TEXTE PRÉSENTÉ
┄┄┄┄┄┄┄┄┄┄┄┄┄┄┄┄┄┄┄┄
Ce livre a été réalisé par l’École Nationale Supérieure de Géologie (ENSG) de Nancy à l’occasion de son centenaire (2008) qui coïncide, opportunément, avec l’Année Internationale de la Planète Terre. À l’exception de Jean Dercourt qui a rédigé la préface, les 18 auteurs sont tous des anciens de l’ENSG, à commencer par Jean-Paul Tisot, coordinateur.
Le livre comporte 9 chapitres dont 3 consacrés aux matières minérales et énergétiques, 3 à l’eau, l’aménagement et l’environnement et 3 à divers thèmes (géomodélisation, géologie extra-terrestre et variations climatiques). Les deux premiers chapitres consacrés aux matières minérales et aux matières énergétiques ont l’intérêt de présenter un court aperçu historique sur les découvertes et l’évolution des techniques, mais surtout de présenter un panorama des approches modernes sur les filières de prospection et de développement ; c’est assurément leur grand mérite. Alors, bien sûr, consacrer une page au commerce mondial des matières premières et à l’organisation de l’industrie correspondante peut laisser sur sa faim, alors que ce pourrait être un préalable à tout le reste vu le rôle des prix dans tout développement ou recul de l’industrie minière. De même, ne pas dire un mot sur les énergies renouvelables est un choix que l’on peut discuter dans une optique de développement durable, même si les géosciences ne sont présentes que dans certaines filières ; il est vrai que la question de la géothermie est évoquée dans le chapitre sur l’eau auquel on aurait pu renvoyer. Ou encore, ne pas évoquer les déchets nucléaires ou la génération 4 des réacteurs, que l’on soit ou non d’accord avec les stratégies correspondantes, est dommage. Il est vrai que le thème des déchets (dont nucléaires) est traité dans le chapitre consacré à l’environnement auquel on aurait pu renvoyer. Même en se tenant au volume du livre, qui était forcément très cadré, on devait pouvoir insérer les paragraphes et renvois correspondants afin de faciliter le cheminement du lecteur.
Nous rattachons ici le chapitre consacré aux minéraux naturels divisés et leurs applications qui aborde le sujet sous un double aspect : les utilisations et les propriétés concernées. Les utilisations, très brièvement évoquées vont de la récupération assistée du pétrole, au traitement des eaux et aux cosmétiques. Les propriétés évoquées rentrent dans le cadre du génie minéral, en particulier les propriétés de surface des minéraux et leurs interactions avec le milieu. Peut-être ce chapitre aurait-il pu être inséré dans le chapitre consacré aux ressources minérales, en organisant ce dernier autrement.
┄┄┄┄┄┄┄┄┄┄┄┄┄┄┄┄┄┄┄┄
ENREGISTREMENTS AFFICHÉS
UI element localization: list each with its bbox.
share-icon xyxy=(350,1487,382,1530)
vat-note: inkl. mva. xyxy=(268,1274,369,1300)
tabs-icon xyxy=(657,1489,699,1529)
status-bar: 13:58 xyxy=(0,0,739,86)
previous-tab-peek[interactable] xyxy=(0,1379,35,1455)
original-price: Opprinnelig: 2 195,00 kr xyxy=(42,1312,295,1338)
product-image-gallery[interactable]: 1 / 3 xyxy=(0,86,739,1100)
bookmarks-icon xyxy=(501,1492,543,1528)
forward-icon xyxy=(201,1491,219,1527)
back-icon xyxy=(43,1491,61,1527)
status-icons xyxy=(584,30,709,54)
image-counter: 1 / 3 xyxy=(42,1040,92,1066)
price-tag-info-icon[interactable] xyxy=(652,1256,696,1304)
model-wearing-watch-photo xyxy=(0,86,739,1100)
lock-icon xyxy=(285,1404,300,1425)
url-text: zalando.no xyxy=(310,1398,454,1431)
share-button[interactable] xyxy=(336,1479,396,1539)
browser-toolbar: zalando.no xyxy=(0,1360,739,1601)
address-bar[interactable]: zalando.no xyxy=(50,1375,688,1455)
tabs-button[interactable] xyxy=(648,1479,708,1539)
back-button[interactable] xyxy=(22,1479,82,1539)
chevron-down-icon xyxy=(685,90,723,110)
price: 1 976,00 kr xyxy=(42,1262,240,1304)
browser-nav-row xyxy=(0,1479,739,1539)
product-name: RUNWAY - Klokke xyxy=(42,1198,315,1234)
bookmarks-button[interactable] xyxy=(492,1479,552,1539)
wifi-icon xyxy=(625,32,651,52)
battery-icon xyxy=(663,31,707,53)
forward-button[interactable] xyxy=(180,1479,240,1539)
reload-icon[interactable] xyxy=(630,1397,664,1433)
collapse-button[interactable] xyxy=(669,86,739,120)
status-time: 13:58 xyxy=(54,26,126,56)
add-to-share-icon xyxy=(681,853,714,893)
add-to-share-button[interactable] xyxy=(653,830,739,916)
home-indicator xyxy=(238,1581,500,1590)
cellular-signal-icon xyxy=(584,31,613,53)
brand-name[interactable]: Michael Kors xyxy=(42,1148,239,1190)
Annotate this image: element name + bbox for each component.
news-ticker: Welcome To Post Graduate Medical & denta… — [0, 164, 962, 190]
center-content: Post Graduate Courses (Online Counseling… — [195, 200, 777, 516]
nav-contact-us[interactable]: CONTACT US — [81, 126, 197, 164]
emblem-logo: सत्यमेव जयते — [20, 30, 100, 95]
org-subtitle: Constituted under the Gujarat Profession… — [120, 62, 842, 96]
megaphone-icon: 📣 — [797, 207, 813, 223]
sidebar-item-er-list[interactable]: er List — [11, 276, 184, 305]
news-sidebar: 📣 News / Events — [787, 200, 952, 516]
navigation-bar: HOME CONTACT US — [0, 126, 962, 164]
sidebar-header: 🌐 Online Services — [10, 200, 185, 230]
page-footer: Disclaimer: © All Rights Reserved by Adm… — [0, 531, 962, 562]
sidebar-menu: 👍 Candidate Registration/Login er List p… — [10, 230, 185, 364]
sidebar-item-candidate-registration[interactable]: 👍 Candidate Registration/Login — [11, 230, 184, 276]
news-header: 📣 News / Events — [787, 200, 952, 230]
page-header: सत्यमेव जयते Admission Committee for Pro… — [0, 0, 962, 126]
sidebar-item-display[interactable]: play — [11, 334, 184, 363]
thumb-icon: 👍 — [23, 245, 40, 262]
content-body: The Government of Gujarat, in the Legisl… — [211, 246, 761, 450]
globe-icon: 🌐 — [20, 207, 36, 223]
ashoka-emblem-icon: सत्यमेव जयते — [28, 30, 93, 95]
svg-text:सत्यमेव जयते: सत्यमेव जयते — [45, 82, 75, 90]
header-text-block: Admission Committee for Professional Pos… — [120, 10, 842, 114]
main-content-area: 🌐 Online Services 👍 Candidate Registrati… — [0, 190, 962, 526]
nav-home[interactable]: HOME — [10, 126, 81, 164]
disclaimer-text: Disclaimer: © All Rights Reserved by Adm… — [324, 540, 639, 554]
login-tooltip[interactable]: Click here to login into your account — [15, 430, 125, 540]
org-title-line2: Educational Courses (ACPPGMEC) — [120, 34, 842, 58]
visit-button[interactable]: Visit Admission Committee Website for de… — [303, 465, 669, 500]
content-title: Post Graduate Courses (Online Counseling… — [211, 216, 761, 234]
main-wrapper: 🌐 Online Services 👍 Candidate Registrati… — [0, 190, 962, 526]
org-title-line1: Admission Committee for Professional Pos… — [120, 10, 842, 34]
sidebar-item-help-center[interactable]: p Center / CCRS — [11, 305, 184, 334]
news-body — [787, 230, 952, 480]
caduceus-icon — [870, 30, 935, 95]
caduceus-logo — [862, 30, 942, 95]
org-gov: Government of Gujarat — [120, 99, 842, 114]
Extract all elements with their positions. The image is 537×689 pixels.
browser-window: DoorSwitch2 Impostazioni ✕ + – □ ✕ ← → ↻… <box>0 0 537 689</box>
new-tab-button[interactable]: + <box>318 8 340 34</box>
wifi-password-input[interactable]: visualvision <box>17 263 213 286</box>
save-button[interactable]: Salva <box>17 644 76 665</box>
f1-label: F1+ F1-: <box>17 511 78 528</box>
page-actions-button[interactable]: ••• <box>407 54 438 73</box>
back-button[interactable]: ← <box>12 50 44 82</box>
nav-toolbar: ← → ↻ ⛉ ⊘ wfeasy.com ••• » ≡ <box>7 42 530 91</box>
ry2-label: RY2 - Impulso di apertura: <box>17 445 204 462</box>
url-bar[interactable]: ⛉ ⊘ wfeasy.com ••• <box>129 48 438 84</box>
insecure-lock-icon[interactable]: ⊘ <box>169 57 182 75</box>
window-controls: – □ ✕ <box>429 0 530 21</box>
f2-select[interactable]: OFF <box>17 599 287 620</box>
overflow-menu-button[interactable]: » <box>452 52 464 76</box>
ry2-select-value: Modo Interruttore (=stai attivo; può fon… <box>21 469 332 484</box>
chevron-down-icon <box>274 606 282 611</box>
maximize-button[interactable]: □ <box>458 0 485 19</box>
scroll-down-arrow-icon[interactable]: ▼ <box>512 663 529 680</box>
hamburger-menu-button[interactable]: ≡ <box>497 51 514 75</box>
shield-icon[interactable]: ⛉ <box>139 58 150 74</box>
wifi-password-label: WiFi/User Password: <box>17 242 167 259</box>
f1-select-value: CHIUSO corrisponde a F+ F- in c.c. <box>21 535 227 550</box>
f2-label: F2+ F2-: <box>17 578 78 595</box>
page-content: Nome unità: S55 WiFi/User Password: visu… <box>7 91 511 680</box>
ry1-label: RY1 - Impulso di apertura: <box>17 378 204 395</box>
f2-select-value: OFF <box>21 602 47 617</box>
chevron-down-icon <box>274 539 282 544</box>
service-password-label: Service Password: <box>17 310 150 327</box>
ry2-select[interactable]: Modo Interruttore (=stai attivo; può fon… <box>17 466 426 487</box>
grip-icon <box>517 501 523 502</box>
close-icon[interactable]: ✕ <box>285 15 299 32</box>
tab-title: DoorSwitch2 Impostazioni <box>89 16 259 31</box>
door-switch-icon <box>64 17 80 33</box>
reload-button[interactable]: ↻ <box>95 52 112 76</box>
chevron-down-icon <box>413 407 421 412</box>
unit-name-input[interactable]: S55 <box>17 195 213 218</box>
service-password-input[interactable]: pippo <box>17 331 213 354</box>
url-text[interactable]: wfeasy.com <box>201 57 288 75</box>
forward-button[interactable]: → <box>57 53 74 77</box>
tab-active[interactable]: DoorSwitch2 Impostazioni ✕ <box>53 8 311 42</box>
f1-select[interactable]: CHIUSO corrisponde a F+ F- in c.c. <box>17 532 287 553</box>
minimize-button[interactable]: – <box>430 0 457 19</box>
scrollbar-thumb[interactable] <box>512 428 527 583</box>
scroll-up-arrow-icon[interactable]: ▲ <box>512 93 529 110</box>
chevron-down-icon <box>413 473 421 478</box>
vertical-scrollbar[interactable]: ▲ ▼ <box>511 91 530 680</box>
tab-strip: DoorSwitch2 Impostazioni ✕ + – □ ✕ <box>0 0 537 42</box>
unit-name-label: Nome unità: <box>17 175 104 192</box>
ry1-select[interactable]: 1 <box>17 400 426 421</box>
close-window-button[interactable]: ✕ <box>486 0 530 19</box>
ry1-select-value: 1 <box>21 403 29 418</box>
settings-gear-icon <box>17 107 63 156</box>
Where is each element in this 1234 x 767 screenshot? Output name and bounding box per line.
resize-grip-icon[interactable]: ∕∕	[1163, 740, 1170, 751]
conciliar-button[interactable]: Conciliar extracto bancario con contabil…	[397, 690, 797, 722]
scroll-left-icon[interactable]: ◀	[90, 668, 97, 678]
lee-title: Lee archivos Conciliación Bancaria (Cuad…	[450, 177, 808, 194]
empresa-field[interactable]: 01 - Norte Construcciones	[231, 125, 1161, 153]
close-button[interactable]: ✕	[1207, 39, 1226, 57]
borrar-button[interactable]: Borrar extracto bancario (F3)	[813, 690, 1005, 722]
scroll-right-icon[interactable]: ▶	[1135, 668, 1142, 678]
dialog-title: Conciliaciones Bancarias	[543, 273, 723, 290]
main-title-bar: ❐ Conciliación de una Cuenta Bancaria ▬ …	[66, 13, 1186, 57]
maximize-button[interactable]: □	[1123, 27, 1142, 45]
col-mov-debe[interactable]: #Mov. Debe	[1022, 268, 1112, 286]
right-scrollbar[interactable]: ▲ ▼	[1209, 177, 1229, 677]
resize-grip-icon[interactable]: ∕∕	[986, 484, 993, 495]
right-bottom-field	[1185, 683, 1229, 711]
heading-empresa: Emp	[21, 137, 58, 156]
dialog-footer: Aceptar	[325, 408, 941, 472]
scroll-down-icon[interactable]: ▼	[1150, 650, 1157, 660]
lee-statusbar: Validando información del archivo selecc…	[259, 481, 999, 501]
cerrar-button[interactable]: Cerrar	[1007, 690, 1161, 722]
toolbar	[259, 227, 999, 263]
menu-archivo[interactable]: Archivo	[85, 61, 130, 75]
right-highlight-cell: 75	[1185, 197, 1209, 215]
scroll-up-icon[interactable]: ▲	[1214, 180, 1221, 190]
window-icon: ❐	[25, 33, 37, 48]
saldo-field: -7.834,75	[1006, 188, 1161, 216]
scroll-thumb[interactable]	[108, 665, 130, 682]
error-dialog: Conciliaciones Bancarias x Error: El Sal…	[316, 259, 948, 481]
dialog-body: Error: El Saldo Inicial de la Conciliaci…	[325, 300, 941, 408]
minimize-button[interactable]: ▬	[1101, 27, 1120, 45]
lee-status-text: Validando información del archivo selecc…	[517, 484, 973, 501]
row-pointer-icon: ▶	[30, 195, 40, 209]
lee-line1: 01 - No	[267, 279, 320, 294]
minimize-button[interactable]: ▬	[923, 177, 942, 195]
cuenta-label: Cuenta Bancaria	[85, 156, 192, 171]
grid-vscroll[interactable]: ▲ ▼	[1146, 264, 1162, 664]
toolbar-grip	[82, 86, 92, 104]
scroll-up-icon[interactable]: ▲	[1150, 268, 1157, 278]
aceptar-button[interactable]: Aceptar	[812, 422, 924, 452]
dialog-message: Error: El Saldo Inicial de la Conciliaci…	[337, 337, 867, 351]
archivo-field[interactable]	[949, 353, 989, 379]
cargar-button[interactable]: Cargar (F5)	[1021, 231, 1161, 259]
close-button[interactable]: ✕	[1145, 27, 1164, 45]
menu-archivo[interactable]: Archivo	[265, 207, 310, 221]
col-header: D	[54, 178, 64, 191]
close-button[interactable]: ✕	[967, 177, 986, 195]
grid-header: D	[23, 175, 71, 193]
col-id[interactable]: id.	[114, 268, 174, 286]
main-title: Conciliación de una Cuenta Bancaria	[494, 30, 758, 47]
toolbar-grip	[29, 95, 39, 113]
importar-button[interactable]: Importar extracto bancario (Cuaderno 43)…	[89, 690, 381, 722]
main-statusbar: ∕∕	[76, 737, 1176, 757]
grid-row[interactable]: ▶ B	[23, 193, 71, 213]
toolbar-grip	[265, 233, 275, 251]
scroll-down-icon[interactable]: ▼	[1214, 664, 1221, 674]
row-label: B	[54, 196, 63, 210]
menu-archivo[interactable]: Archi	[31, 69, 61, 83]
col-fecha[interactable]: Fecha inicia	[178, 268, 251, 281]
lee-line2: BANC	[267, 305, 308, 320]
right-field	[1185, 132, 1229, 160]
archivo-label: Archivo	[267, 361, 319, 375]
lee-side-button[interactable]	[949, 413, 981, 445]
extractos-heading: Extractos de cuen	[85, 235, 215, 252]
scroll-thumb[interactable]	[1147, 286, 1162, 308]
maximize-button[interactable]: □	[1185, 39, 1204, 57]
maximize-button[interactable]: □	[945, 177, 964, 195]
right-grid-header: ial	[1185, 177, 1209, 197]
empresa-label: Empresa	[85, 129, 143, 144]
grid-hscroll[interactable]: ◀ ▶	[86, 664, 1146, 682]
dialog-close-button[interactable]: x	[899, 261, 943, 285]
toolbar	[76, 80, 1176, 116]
┄┄┄┄┄┄┄┄┄┄┄┄┄┄┄┄┄┄┄┄
CONSIGNES
1) Dites si chaque affirmation ci-dessous est conforme au compte rendu du livre. Répondez par oui ou non, en citant mot pour mot le passage qui permet de trancher.
(a) Le livre a été réalisé pour le centenaire de l’ENSG.
(b) Le livre contient un chapitre sur les énergies renouvelables.
(c) La géothermie est abordée dans le chapitre sur l’eau.
2) Imprimez le passage du compte rendu du livre qui commence à « Nous rattachons ici » et descend jusqu’à « ce dernier autrement. », sans rien y changer.
Les enregistrements forment une matière à part, distincte du texte.

RÉPONSES AUX EXERCICES
1)
(a) Oui : « à l’occasion de son centenaire (2008) »
(b) Non : « ne pas dire un mot sur les énergies renouvelables »
(c) Oui : « la question de la géothermie est évoquée dans le chapitre sur l’eau »

2)
Nous rattachons ici le chapitre consacré aux minéraux naturels divisés et leurs applications qui aborde le sujet sous un double aspect : les utilisations et les propriétés concernées. Les utilisations, très brièvement évoquées vont de la récupération assistée du pétrole, au traitement des eaux et aux cosmétiques. Les propriétés évoquées rentrent dans le cadre du génie minéral, en particulier les propriétés de surface des minéraux et leurs interactions avec le milieu. Peut-être ce chapitre aurait-il pu être inséré dans le chapitre consacré aux ressources minérales, en organisant ce dernier autrement.